Check every line of the entries that follow, and copy the ones containing "Mail".

-- start Source data --

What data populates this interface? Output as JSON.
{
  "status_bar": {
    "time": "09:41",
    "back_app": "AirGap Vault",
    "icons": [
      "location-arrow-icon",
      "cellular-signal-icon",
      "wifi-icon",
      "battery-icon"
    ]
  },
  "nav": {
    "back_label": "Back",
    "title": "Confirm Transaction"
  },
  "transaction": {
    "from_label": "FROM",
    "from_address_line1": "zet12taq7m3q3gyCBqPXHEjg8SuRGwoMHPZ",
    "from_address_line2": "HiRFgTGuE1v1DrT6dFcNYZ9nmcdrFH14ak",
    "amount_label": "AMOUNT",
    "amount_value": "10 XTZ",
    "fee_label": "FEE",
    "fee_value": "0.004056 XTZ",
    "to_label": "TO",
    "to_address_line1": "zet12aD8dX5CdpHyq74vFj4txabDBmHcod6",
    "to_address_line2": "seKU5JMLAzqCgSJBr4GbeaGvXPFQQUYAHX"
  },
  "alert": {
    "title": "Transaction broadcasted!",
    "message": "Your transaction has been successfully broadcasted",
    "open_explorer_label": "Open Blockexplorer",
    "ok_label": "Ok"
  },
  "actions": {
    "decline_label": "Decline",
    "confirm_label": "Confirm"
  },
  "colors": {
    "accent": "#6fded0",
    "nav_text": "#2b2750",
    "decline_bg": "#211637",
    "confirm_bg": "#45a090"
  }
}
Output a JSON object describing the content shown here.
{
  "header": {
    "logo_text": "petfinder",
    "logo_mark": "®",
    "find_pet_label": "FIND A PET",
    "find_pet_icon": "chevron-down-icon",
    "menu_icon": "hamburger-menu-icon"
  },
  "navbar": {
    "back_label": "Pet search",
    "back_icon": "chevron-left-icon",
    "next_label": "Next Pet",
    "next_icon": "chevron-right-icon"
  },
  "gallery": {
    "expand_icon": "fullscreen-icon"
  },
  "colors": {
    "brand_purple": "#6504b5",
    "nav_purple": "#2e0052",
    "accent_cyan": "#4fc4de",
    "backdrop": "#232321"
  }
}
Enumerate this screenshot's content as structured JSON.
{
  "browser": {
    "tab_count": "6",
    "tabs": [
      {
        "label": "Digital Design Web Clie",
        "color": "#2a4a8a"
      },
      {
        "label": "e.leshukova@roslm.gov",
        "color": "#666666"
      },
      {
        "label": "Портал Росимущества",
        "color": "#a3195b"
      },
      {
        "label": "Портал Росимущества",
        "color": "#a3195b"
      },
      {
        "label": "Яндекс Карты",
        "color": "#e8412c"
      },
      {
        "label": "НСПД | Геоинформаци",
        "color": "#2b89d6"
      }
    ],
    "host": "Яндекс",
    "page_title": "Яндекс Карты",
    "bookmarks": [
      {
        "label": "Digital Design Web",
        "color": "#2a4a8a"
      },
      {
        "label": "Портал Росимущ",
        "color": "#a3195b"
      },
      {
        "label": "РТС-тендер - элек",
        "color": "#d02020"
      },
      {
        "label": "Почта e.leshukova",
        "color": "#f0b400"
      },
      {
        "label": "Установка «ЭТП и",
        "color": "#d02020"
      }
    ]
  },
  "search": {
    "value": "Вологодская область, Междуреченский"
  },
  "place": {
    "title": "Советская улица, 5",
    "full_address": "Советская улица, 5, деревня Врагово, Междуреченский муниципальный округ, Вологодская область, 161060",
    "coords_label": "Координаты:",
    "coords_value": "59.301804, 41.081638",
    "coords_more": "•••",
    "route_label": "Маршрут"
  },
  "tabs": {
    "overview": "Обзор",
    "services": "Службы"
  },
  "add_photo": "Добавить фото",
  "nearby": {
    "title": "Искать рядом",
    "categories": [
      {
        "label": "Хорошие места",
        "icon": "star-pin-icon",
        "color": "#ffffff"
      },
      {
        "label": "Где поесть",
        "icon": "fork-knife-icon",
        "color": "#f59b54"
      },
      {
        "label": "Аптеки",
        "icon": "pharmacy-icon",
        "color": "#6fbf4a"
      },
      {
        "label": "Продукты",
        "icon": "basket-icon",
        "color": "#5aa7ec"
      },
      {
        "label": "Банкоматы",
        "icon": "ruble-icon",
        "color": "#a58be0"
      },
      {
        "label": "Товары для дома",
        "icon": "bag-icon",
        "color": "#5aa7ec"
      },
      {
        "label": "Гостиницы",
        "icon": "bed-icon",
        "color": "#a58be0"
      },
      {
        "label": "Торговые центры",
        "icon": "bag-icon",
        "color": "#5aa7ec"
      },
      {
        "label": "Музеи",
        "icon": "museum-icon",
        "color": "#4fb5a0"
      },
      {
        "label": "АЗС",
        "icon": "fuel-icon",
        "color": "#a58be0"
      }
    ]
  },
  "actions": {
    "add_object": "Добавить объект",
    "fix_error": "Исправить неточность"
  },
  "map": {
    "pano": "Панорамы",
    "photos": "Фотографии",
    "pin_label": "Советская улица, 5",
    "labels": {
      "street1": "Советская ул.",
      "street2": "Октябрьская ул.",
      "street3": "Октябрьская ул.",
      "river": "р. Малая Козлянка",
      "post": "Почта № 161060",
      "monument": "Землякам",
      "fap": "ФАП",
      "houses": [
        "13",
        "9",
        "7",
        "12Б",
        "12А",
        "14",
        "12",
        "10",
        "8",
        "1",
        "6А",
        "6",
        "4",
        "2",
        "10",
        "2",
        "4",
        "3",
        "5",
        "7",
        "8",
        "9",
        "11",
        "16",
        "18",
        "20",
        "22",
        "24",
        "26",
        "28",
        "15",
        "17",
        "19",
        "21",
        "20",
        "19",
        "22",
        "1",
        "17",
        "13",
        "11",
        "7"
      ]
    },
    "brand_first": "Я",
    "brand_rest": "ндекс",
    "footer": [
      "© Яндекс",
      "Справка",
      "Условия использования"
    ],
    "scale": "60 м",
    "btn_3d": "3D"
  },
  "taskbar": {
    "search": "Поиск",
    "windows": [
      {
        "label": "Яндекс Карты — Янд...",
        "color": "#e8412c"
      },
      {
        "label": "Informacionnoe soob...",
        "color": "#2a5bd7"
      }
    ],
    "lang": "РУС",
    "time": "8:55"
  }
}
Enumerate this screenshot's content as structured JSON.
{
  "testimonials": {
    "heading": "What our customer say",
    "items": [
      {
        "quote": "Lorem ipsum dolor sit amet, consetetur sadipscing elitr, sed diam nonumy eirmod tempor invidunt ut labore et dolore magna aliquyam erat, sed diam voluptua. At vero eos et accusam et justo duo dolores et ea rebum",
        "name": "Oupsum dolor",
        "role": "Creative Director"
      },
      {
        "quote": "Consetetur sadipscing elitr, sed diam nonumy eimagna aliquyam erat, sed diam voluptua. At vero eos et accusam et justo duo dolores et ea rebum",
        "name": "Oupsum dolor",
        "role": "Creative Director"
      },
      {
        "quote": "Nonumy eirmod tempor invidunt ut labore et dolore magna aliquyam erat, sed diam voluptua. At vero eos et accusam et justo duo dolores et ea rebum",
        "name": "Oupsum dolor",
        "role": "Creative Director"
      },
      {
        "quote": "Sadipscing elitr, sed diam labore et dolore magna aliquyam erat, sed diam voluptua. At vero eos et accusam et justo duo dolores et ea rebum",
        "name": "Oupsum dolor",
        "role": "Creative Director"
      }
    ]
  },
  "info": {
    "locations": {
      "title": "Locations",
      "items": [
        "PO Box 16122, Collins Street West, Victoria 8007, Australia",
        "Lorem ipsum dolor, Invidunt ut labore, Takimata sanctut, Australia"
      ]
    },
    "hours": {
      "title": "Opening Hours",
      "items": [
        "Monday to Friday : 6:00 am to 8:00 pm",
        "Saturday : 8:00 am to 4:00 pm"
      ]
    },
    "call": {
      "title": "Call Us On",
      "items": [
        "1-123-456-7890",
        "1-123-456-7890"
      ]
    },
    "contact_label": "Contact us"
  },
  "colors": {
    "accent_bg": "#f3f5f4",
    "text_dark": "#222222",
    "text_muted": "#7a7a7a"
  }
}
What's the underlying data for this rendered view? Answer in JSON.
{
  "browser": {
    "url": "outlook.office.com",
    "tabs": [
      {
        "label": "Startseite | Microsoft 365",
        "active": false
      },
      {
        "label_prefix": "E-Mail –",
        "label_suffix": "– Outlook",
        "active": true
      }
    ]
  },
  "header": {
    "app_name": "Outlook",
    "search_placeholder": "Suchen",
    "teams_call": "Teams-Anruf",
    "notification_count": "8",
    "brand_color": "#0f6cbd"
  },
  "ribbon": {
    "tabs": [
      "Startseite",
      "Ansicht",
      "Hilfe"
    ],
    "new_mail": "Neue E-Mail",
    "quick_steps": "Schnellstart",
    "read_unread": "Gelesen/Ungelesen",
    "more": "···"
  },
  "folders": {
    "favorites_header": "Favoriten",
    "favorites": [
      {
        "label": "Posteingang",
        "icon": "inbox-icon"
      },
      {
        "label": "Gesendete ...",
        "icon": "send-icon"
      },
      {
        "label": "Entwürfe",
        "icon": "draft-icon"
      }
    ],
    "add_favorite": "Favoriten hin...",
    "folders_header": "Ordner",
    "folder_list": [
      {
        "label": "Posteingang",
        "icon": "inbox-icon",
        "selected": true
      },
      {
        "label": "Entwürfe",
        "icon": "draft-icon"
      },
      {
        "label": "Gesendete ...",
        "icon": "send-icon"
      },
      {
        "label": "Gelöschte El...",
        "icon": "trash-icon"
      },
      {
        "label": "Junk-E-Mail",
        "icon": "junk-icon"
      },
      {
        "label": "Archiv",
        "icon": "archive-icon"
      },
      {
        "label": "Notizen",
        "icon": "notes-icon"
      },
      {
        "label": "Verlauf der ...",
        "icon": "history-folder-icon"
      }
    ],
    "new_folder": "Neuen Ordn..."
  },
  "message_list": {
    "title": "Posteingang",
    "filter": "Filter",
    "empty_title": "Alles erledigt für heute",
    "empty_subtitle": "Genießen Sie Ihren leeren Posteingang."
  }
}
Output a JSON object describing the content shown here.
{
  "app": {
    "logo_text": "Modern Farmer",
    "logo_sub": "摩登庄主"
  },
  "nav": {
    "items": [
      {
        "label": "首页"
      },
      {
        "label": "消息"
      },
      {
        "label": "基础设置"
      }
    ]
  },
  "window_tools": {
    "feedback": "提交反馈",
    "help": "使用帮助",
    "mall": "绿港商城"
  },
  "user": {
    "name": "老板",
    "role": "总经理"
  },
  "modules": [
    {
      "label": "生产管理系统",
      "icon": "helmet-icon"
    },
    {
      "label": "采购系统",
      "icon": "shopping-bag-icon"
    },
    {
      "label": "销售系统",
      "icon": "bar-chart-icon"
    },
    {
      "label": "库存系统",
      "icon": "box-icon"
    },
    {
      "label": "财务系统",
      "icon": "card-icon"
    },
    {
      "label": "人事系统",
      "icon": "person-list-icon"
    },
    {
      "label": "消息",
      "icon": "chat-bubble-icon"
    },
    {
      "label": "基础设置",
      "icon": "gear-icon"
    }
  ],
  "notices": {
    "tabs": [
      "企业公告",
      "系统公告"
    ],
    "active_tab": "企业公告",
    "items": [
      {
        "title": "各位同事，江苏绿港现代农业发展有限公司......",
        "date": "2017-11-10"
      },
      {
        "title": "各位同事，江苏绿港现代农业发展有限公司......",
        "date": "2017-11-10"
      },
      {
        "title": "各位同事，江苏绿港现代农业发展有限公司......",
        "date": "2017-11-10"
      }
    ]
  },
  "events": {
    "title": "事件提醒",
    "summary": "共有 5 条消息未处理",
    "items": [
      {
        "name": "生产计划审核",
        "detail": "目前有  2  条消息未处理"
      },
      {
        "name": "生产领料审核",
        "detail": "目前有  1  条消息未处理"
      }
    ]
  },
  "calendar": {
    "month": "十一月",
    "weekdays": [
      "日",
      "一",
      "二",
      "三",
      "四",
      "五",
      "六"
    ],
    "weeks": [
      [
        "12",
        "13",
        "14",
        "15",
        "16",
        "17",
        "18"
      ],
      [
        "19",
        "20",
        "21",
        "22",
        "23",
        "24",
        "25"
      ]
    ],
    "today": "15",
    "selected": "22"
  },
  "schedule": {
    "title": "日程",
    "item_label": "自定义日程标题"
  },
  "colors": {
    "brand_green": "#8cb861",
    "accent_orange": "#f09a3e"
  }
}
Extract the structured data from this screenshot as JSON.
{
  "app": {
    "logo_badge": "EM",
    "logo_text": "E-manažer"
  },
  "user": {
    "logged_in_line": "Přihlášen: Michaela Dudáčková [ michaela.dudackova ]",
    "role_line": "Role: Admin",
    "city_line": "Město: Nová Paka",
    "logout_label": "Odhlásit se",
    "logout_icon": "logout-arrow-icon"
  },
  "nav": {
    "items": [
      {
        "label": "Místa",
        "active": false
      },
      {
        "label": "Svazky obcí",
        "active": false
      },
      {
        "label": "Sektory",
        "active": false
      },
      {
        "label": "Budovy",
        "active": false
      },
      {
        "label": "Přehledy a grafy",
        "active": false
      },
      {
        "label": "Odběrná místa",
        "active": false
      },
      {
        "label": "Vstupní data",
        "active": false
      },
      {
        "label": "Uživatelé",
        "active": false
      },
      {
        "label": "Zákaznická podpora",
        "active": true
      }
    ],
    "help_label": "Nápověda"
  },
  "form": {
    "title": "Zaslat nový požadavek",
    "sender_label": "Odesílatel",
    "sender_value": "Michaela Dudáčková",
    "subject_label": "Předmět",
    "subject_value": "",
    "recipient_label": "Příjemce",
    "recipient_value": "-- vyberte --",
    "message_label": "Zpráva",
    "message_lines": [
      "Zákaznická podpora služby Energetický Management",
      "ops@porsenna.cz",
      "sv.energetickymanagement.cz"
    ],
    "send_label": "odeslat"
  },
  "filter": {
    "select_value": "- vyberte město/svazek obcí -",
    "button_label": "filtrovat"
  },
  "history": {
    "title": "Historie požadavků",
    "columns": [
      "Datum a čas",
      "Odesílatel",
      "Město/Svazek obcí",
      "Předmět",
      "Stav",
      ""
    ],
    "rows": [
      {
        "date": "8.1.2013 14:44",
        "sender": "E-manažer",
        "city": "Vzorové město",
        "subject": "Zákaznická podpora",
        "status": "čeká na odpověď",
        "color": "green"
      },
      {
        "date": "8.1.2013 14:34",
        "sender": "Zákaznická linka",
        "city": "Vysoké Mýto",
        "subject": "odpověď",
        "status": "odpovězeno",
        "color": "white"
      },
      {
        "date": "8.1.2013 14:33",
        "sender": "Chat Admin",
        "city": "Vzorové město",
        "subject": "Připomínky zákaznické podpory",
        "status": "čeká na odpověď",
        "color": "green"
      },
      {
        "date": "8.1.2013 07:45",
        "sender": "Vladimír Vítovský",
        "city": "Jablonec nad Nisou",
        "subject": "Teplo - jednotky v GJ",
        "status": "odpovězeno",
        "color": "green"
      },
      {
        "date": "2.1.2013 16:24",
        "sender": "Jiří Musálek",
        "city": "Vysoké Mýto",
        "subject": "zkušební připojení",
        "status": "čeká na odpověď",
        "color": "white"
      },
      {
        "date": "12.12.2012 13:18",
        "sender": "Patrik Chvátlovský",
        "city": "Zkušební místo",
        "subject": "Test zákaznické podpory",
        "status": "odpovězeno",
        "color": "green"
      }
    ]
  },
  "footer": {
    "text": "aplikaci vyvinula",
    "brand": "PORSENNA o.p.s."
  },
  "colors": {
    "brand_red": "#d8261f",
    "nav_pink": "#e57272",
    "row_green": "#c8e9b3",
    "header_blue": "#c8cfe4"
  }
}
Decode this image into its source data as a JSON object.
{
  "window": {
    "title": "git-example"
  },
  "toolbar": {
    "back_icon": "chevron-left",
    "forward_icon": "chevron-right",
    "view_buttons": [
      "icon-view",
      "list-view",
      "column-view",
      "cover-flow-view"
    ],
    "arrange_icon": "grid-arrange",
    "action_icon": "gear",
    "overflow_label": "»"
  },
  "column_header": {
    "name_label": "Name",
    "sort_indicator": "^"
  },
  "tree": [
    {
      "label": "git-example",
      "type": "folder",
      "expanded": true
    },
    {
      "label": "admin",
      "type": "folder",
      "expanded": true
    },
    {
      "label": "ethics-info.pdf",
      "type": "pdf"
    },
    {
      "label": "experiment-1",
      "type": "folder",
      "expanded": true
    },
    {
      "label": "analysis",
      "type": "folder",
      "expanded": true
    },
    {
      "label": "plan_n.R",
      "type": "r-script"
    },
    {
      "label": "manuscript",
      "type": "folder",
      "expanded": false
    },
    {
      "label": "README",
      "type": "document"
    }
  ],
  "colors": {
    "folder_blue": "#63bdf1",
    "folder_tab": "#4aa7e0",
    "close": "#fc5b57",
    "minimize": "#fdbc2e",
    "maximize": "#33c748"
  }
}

-- end Source data --

» Exercise response
        "label_prefix": "E-Mail –",
    "new_mail": "Neue E-Mail",
        "label": "Junk-E-Mail",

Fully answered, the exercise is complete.